Challenge — Search the material below for the string "وہاں" and extract each line that has it.

Input for this task —
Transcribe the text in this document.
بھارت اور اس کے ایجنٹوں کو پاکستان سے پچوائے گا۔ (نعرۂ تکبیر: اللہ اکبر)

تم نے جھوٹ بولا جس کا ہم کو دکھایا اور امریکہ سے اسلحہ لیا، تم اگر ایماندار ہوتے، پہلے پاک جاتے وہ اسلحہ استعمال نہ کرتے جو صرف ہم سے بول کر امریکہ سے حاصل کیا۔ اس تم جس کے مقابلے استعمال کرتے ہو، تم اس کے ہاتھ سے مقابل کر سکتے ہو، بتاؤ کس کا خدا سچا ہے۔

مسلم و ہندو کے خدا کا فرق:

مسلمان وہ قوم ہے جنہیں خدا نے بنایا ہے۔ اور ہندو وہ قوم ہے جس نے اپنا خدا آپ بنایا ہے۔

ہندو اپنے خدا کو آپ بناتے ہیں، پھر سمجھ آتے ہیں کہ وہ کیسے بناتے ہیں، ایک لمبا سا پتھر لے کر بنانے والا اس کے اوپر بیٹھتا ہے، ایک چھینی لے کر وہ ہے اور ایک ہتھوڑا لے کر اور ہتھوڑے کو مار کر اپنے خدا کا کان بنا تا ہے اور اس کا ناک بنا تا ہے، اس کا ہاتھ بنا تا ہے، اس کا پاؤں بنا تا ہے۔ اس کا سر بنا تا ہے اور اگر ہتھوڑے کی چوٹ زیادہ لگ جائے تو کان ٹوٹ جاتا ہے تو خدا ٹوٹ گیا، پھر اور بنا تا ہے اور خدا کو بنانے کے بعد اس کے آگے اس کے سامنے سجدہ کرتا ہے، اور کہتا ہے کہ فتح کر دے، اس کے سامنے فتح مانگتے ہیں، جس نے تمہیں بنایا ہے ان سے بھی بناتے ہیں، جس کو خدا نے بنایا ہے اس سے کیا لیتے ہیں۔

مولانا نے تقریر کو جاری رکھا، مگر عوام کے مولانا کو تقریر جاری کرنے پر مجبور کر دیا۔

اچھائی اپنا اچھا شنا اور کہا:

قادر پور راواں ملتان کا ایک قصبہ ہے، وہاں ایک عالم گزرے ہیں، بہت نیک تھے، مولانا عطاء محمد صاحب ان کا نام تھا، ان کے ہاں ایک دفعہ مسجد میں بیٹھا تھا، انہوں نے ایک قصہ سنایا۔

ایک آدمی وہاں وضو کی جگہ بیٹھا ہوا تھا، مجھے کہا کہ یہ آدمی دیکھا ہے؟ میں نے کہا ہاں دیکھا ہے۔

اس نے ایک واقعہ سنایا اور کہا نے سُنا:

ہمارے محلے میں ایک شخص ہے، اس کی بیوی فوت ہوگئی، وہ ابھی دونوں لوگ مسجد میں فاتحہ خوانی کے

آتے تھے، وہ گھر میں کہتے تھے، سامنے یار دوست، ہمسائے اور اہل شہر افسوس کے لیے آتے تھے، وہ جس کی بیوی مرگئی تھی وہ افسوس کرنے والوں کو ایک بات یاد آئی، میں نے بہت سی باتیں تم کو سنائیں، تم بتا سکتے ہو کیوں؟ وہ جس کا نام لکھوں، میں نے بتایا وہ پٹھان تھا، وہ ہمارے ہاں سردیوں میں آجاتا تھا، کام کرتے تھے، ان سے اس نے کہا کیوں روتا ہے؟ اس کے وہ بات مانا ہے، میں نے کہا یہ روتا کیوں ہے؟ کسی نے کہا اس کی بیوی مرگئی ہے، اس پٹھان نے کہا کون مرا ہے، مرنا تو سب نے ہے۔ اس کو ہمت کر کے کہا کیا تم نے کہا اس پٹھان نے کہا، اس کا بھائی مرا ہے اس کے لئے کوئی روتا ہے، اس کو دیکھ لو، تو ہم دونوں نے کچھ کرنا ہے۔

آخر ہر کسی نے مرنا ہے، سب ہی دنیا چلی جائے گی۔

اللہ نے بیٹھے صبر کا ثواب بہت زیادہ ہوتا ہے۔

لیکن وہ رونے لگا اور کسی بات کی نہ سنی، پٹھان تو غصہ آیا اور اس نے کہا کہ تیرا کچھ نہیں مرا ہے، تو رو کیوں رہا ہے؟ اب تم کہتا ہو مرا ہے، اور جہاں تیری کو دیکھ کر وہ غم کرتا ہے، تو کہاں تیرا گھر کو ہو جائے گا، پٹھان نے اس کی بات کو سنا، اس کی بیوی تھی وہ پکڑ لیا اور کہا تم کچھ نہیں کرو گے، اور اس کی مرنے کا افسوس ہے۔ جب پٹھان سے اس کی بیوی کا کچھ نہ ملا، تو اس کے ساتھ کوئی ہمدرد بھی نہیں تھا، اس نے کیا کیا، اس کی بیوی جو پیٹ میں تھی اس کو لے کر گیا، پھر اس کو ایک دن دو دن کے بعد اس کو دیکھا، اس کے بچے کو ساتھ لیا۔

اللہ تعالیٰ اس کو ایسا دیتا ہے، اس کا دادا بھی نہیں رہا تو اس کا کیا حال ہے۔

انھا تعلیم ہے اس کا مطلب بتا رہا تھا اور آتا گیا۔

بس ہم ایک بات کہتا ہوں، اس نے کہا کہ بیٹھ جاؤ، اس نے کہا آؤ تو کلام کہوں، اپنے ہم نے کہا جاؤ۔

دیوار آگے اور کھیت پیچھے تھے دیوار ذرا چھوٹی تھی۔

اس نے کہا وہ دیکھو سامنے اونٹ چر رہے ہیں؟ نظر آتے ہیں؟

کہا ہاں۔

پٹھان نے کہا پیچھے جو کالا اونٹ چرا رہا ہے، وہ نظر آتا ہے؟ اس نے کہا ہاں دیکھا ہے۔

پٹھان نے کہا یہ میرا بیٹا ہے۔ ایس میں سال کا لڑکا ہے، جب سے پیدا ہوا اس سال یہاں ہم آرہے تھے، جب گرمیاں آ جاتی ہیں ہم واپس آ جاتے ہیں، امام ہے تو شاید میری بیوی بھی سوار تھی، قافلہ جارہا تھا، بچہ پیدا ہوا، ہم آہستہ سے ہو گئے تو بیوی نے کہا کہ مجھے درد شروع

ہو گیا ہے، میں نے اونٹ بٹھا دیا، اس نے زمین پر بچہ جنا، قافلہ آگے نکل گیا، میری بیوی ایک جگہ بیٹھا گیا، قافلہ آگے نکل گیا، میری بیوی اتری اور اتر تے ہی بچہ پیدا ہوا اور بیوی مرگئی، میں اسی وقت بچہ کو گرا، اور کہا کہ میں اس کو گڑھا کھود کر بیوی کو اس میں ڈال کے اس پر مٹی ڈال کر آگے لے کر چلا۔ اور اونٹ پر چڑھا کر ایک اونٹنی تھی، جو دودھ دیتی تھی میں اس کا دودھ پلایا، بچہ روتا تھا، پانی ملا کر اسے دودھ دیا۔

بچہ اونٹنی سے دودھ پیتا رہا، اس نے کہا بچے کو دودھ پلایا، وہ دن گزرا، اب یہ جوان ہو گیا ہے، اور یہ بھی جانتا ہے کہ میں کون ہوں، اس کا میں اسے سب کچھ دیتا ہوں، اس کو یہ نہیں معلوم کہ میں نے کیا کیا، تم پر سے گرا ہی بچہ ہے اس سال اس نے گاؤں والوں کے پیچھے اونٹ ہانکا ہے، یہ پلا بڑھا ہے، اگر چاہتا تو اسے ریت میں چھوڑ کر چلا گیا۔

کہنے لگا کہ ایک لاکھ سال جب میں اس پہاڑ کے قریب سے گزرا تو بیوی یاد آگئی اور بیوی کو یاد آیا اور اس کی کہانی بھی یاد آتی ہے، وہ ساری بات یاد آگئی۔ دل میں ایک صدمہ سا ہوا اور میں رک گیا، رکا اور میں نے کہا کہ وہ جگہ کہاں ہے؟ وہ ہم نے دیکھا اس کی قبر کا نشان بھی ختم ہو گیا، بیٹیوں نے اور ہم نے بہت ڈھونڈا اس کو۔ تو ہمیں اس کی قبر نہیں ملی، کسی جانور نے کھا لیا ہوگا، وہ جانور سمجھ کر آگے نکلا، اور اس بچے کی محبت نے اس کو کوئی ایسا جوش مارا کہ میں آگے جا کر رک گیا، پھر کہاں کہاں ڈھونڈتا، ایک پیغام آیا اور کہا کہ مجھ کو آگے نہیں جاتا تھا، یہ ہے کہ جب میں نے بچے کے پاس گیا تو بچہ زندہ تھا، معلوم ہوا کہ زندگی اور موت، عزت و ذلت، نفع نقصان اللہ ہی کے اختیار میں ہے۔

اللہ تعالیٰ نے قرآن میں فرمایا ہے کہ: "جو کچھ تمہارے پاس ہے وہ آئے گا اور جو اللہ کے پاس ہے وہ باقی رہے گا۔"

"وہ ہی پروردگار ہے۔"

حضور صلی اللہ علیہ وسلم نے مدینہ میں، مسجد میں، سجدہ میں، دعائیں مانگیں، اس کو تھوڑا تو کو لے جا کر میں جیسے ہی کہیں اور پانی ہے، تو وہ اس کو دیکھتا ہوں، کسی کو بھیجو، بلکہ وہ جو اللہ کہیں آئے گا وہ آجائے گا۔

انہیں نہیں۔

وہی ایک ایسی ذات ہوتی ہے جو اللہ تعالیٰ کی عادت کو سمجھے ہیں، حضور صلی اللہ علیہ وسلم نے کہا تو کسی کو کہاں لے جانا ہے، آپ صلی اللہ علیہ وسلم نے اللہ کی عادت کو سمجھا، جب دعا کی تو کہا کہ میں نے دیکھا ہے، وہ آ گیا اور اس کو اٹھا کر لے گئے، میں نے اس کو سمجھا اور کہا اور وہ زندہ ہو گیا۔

Response —
قادر پور راواں ملتان کا ایک قصبہ ہے، وہاں ایک عالم گزرے ہیں، بہت نیک تھے، مولانا عطاء محمد صاحب ان کا نام تھا، ان کے ہاں ایک دفعہ مسجد میں بیٹھا تھا، انہوں نے ایک قصہ سنایا۔
ایک آدمی وہاں وضو کی جگہ بیٹھا ہوا تھا، مجھے کہا کہ یہ آدمی دیکھا ہے؟ میں نے کہا ہاں دیکھا ہے۔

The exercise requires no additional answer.